* Work to complete *
Go through the material below, count the lines with the word "角型ハンガー", and reply with the count alone.
::::
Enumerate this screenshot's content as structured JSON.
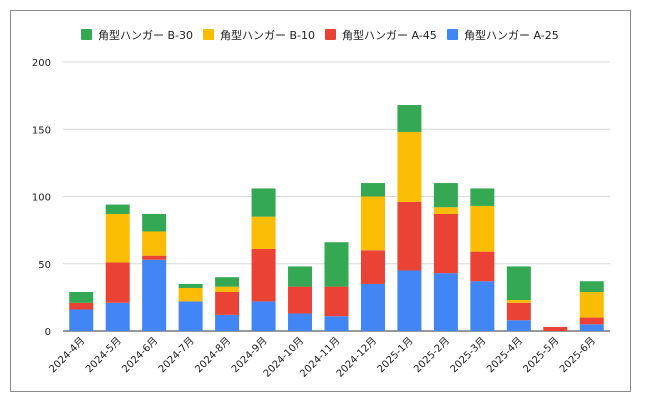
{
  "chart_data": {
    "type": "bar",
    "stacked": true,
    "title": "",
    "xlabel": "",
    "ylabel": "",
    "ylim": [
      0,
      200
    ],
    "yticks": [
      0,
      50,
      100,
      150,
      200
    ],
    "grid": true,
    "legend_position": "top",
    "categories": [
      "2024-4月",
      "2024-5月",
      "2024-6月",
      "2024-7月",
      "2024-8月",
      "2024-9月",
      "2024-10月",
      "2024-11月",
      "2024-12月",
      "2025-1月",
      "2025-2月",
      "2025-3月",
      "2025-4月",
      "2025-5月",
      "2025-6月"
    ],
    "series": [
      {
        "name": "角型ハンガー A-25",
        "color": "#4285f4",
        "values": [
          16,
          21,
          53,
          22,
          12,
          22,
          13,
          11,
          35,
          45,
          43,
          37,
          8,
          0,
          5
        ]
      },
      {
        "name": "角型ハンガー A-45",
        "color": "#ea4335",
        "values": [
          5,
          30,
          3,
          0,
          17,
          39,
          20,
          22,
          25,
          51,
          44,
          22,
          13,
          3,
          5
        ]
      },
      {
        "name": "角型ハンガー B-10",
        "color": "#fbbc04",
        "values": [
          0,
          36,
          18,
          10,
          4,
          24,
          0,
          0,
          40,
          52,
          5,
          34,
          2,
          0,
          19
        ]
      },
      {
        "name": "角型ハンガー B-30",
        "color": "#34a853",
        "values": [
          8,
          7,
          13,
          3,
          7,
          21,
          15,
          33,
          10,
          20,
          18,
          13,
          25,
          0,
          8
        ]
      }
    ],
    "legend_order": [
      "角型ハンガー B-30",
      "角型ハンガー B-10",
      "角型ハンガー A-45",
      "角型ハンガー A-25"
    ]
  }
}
::::
* Full output *
8